# Start of Recorded data

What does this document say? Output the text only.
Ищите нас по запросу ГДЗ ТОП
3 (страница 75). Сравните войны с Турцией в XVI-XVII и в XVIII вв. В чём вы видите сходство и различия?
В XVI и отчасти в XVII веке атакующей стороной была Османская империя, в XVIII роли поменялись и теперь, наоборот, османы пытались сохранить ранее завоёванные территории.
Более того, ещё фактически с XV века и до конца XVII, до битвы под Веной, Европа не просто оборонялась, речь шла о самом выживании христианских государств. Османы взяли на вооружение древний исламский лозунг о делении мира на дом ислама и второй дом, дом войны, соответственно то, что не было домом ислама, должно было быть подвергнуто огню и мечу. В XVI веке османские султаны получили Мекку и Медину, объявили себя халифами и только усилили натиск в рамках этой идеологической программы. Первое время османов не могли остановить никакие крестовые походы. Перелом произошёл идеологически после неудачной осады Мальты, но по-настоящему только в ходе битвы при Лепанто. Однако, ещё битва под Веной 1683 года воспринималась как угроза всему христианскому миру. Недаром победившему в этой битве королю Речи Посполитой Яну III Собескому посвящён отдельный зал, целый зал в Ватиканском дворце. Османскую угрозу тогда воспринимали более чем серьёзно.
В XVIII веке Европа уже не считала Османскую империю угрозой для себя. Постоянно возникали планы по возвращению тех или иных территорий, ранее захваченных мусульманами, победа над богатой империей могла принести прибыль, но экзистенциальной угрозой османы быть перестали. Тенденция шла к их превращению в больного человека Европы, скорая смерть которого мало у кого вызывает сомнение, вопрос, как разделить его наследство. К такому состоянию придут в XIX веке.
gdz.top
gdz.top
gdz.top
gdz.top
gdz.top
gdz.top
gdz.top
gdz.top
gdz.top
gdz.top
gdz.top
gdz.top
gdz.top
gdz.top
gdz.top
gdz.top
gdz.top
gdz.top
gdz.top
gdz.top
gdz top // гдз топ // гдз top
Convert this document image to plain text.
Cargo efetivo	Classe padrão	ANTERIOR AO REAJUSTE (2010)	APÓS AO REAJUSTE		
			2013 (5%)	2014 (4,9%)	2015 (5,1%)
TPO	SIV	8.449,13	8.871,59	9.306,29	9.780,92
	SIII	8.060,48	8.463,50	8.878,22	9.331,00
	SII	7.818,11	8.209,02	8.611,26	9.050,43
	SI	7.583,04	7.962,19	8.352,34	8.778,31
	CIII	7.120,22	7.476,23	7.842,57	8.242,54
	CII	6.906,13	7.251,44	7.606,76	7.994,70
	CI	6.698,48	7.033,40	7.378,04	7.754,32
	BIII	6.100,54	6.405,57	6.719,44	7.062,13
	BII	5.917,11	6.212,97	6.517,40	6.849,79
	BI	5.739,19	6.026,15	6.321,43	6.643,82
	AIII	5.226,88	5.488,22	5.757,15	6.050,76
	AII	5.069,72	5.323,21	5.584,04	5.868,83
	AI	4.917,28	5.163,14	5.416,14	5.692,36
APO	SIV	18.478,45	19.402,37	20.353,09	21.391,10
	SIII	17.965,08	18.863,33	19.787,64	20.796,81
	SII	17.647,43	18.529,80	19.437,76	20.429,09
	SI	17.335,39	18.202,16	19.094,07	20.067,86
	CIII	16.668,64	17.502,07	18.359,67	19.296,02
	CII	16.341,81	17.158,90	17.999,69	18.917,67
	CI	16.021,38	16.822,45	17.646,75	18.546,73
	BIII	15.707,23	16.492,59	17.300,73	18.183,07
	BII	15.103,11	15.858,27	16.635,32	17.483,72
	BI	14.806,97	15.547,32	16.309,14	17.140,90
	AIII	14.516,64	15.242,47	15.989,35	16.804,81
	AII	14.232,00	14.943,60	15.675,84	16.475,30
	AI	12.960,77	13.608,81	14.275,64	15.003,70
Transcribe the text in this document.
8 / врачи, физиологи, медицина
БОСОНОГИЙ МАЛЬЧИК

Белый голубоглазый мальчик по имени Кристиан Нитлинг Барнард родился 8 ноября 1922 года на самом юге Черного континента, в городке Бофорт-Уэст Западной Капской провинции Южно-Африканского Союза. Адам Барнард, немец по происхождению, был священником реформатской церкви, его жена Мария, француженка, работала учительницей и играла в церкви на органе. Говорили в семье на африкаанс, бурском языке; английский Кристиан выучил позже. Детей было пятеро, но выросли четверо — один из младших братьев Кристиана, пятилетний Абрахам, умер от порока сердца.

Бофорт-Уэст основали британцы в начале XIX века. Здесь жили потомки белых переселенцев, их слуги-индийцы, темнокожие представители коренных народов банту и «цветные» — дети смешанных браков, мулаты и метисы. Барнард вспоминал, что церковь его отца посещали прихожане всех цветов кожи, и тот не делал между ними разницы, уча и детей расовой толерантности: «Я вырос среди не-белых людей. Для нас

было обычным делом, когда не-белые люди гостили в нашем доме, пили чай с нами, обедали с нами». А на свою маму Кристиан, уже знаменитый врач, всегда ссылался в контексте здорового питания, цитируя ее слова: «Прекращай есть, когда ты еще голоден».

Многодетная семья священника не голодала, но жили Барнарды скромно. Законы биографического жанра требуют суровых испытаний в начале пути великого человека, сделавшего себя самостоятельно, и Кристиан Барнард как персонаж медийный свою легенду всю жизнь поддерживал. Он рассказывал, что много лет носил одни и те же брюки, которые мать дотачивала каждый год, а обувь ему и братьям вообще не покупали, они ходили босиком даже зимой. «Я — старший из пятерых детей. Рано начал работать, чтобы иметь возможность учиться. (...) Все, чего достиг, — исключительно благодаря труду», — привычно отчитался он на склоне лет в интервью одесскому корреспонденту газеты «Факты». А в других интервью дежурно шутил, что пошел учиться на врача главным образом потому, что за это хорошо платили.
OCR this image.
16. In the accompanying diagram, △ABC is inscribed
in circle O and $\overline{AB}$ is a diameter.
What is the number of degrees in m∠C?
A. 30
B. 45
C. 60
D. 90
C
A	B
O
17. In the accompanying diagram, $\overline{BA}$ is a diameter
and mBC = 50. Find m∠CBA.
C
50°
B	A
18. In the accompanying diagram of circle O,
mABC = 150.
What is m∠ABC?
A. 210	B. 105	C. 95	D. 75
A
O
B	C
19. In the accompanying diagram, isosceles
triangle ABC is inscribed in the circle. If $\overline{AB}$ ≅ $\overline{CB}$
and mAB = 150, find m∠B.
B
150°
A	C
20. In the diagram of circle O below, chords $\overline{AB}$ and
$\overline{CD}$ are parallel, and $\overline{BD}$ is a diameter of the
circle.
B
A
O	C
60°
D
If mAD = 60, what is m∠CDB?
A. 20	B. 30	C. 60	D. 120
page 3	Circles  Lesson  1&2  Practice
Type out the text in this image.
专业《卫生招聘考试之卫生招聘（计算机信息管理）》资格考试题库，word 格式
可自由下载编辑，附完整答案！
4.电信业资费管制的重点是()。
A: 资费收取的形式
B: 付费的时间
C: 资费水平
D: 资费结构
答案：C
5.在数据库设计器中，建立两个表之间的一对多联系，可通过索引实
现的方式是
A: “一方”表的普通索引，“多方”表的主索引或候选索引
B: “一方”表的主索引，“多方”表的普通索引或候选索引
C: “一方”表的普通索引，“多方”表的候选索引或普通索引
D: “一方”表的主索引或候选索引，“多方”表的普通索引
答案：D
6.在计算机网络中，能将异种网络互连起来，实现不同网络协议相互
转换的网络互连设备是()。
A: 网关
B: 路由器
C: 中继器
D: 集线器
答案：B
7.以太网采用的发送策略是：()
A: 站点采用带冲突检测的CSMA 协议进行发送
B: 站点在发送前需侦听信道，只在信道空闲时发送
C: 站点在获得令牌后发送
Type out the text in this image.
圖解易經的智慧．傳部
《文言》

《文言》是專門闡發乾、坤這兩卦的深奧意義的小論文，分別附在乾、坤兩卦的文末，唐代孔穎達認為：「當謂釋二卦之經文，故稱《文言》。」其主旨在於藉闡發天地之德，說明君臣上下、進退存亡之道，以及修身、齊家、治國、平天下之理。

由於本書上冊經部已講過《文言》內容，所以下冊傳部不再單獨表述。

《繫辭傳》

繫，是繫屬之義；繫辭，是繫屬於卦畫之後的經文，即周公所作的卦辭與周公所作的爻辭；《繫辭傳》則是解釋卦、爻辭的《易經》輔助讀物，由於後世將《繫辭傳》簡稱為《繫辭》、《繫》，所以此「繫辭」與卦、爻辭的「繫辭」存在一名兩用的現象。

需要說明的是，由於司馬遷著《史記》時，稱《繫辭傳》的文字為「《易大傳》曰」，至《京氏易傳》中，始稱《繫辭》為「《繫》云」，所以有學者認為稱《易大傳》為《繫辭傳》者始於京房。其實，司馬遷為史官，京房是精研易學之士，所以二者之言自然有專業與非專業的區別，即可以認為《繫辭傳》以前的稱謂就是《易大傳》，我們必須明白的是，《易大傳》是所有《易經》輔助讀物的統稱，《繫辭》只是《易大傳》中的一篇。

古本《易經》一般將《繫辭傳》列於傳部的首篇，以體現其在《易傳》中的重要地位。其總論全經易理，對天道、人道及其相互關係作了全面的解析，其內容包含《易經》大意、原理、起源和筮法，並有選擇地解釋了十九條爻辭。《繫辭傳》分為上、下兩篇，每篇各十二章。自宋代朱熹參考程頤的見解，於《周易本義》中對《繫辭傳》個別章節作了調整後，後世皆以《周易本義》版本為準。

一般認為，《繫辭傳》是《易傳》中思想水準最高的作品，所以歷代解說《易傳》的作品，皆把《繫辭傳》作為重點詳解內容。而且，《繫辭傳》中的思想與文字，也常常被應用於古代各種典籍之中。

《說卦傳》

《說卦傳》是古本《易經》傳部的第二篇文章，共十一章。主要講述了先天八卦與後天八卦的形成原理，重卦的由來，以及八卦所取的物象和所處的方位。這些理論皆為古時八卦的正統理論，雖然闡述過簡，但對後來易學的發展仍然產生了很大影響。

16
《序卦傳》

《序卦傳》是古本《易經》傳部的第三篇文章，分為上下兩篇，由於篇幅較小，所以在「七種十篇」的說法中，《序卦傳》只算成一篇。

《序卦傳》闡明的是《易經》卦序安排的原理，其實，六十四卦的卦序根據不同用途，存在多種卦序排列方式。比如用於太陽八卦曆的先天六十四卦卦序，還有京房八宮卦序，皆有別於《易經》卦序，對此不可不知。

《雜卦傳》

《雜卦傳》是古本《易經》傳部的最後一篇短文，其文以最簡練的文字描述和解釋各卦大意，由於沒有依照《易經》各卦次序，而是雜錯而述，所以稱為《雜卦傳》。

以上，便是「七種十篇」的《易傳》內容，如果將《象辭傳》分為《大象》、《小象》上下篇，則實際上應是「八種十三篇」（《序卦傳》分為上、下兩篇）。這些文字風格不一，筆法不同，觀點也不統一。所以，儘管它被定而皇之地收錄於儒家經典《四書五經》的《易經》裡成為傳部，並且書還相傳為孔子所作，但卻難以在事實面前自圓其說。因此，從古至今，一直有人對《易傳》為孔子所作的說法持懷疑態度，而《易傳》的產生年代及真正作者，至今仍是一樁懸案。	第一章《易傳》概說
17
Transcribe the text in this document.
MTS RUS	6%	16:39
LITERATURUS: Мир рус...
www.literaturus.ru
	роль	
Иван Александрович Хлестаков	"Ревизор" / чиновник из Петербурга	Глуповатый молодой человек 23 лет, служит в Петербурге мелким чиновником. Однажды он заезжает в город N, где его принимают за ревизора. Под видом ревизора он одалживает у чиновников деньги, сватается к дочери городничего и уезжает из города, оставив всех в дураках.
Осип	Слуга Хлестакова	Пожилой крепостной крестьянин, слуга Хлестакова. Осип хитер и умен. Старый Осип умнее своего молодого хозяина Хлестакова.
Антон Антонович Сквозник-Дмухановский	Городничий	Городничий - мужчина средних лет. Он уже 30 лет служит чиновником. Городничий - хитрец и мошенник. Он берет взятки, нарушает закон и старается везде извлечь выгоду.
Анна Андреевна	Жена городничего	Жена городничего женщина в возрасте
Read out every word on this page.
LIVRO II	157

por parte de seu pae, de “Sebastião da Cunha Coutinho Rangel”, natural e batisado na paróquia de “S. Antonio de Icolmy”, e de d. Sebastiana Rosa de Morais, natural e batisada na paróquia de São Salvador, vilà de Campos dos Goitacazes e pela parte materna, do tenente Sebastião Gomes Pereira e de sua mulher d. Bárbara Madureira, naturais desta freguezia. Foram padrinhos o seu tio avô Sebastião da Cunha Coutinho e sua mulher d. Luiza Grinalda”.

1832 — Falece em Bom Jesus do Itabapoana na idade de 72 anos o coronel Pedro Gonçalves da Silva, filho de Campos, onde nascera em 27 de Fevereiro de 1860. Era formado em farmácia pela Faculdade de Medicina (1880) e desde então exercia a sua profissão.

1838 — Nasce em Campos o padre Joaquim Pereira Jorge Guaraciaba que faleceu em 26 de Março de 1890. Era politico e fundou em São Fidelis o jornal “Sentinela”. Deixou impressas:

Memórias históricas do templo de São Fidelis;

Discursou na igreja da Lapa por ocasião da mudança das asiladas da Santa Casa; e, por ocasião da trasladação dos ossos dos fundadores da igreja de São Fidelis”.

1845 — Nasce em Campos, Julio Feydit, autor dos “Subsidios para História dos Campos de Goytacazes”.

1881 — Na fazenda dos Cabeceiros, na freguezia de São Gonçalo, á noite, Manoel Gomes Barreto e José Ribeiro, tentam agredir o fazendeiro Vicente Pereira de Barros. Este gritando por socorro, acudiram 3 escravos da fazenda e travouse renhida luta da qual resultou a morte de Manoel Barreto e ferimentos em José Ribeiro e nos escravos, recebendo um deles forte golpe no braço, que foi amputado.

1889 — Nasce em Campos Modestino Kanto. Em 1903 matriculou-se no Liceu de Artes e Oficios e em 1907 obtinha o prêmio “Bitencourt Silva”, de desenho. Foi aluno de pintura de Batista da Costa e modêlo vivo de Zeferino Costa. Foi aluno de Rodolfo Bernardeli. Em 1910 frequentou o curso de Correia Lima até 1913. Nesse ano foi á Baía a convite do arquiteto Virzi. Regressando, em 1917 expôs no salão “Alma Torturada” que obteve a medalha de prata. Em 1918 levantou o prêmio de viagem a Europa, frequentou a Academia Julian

# End of Recorded data

Work required: Filter the data for the string "表的主索引或候选索引" and copy every line that has it.

Response below:
A: “一方”表的普通索引，“多方”表的主索引或候选索引
D: “一方”表的主索引或候选索引，“多方”表的普通索引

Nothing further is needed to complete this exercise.